GIVEN REQUEST:
Identify each line below that contains the word "Межбюджетные", and copy it out.

SOURCE DATA:
+--

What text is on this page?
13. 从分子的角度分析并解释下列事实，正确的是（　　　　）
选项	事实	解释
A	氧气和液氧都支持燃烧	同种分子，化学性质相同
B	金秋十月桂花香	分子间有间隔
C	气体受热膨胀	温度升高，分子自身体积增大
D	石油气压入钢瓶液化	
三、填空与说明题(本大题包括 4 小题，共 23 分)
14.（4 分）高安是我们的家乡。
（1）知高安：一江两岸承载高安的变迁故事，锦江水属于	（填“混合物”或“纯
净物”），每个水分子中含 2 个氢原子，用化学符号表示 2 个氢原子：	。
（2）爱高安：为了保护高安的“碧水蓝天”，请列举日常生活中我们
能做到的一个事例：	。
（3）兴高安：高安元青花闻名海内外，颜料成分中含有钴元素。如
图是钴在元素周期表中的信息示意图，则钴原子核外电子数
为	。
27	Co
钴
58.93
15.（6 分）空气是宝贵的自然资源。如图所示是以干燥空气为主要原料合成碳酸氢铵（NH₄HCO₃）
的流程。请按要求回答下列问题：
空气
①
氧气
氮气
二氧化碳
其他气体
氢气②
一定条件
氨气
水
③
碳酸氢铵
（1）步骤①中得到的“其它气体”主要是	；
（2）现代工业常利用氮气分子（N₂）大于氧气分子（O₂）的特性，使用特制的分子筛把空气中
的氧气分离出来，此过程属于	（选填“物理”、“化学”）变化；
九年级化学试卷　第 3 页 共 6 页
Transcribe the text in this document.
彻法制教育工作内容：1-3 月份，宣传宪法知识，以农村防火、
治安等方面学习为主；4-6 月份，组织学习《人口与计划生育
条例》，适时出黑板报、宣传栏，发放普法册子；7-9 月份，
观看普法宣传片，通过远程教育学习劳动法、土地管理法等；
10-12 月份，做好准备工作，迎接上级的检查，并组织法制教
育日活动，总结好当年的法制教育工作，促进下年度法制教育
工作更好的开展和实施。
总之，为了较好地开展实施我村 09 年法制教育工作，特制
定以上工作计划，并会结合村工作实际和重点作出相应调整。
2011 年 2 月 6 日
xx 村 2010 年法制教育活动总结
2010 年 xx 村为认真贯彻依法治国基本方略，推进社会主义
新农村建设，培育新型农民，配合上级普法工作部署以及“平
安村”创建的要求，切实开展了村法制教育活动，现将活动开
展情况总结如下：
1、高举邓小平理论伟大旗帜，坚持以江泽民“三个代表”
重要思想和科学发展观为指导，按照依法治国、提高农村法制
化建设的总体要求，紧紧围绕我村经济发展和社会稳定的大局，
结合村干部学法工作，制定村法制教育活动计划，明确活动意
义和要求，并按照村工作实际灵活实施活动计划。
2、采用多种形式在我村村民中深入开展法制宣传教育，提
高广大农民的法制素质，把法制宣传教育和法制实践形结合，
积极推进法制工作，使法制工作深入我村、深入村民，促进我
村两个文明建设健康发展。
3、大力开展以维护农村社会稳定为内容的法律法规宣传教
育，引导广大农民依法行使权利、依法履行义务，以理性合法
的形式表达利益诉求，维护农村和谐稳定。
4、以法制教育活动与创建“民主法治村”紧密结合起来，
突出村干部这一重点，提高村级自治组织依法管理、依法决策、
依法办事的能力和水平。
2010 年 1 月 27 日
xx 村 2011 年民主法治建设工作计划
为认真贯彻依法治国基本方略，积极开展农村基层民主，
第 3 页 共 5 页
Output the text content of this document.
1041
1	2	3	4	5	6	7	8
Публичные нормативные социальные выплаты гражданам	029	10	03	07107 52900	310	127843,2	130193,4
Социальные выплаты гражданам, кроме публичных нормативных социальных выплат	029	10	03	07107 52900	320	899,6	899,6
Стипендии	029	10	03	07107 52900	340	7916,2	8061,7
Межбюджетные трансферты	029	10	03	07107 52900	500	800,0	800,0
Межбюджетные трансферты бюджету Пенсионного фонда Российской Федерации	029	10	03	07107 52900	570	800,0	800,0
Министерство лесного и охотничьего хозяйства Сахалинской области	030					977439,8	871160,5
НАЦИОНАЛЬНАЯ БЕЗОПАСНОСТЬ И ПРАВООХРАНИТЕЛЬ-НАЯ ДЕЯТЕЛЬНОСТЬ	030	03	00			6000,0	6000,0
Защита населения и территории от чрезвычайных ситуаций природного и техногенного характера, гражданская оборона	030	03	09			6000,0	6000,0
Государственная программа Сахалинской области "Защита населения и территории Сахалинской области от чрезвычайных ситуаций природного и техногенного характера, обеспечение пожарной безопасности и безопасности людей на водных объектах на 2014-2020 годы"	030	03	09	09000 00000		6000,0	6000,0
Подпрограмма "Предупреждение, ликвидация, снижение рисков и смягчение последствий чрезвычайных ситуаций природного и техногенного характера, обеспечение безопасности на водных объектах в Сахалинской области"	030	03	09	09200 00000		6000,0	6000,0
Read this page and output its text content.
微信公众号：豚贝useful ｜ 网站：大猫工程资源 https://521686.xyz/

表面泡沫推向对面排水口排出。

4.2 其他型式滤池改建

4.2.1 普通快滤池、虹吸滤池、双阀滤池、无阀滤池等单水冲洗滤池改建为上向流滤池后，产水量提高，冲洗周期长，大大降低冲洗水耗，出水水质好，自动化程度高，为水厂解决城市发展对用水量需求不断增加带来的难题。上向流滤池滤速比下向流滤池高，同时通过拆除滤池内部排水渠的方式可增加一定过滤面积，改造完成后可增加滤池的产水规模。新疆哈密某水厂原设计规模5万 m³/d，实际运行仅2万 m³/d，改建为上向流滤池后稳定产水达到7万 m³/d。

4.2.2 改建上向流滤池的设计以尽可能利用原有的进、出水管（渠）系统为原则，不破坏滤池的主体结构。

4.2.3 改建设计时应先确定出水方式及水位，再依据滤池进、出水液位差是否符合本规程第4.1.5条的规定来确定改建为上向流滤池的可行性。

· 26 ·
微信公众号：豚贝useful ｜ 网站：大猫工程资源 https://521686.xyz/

+--

ANSWER TO THE EXERCISE:
Межбюджетные трансферты	029	10	03	07107 52900	500	800,0	800,0
Межбюджетные трансферты бюджету Пенсионного фонда Российской Федерации	029	10	03	07107 52900	570	800,0	800,0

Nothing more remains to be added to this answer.